— EXERCISE DETAILS —
Search the data below for the word "name" and copy each line that holds it.

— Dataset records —

· · · ·

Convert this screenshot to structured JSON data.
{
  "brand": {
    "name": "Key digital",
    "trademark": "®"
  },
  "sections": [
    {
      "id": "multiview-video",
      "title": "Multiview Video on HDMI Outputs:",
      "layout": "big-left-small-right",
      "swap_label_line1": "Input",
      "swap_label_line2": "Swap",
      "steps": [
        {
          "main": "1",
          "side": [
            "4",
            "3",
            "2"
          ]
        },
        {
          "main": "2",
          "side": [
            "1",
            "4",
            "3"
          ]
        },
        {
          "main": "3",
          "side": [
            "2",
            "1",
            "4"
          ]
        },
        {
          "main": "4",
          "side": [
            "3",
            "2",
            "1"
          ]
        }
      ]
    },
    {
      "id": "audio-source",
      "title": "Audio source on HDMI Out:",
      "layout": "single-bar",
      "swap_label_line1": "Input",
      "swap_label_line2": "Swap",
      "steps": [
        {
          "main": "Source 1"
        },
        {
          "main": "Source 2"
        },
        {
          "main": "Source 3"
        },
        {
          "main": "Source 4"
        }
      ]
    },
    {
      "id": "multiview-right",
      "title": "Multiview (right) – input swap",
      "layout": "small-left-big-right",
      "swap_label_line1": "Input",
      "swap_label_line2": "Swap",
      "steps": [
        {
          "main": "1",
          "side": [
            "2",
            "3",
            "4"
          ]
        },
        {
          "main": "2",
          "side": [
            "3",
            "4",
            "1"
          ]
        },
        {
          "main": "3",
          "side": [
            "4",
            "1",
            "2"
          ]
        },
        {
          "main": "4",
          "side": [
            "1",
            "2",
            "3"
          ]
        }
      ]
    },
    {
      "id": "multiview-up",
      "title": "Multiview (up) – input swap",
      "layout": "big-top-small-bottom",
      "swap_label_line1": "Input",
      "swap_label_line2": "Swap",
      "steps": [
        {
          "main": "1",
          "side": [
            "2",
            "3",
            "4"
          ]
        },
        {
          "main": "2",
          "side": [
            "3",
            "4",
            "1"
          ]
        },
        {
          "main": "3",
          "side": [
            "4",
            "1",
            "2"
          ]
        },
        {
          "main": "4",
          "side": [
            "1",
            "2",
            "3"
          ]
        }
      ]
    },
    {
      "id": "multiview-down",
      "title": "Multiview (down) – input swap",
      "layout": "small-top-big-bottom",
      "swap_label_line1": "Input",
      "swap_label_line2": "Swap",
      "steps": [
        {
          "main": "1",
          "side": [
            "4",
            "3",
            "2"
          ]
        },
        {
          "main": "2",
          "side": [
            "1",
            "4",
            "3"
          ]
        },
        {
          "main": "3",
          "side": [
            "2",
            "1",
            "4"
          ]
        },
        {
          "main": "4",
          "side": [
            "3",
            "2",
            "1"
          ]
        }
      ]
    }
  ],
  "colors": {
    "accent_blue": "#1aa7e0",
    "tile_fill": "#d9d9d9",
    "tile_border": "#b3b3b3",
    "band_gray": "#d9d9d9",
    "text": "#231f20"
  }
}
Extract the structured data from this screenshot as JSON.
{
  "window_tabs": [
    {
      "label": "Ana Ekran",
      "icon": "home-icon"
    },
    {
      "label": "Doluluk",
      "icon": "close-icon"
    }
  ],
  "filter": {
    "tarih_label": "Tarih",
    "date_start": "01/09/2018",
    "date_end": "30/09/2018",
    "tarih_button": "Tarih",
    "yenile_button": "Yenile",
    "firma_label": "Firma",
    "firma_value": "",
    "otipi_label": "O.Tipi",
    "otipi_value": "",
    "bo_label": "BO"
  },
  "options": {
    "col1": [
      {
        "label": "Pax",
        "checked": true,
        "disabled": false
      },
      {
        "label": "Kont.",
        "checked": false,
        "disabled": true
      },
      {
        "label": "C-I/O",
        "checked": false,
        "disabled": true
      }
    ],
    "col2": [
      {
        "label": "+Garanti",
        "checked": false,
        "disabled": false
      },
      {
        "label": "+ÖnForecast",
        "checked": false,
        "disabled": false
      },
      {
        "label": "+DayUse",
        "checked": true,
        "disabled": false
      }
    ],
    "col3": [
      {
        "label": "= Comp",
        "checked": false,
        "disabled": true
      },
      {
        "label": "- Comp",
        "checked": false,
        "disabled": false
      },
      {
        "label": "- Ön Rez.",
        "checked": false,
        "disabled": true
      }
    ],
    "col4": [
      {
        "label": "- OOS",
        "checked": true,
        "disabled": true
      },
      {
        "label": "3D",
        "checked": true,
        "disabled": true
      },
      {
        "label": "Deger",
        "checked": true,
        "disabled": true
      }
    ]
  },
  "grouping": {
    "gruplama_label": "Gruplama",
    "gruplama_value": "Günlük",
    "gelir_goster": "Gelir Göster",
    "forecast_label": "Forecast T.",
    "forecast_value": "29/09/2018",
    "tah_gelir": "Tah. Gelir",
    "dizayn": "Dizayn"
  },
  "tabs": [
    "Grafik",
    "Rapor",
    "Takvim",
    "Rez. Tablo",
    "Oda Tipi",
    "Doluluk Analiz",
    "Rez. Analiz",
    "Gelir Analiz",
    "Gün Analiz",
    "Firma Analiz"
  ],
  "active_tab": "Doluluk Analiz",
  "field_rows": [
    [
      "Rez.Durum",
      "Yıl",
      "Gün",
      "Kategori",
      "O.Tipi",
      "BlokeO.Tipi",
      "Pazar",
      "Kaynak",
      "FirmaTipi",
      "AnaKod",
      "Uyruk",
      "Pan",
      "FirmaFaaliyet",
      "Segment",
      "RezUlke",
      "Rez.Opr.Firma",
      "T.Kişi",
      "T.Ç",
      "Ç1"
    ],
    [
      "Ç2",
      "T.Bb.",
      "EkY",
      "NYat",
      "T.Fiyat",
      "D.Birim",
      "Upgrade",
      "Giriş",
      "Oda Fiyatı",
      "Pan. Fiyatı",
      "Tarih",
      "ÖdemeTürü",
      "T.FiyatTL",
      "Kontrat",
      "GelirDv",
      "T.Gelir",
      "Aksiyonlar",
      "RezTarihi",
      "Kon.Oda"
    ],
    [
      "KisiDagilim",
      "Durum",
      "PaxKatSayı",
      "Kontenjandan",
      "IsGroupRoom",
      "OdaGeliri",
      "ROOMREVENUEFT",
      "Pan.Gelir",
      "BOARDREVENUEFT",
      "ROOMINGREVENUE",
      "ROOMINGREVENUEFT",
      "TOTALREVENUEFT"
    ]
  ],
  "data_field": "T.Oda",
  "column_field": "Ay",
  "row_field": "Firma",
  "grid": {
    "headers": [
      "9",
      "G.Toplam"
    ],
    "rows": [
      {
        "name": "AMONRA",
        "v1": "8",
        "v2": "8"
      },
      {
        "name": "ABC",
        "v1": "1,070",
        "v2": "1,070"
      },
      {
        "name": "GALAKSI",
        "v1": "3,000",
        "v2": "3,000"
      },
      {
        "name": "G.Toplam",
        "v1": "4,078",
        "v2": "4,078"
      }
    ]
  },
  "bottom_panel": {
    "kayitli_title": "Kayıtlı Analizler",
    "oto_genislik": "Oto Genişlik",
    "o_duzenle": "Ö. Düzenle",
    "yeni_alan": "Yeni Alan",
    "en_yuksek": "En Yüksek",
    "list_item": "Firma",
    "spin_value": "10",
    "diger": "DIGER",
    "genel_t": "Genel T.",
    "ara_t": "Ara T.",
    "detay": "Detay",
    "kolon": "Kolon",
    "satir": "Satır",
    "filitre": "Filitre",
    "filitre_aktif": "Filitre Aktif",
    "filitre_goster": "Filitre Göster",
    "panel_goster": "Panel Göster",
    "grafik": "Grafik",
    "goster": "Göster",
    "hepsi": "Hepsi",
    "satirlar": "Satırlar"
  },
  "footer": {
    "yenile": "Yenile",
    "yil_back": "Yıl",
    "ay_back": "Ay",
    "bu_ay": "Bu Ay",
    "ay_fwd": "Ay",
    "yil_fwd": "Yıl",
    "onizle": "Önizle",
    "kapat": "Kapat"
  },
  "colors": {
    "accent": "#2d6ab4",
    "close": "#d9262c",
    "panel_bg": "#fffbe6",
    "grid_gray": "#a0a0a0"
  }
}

· · · ·

— ANSWER TO THIS TASK —
    "name": "Key digital",
        "name": "AMONRA",
        "name": "ABC",
        "name": "GALAKSI",
        "name": "G.Toplam",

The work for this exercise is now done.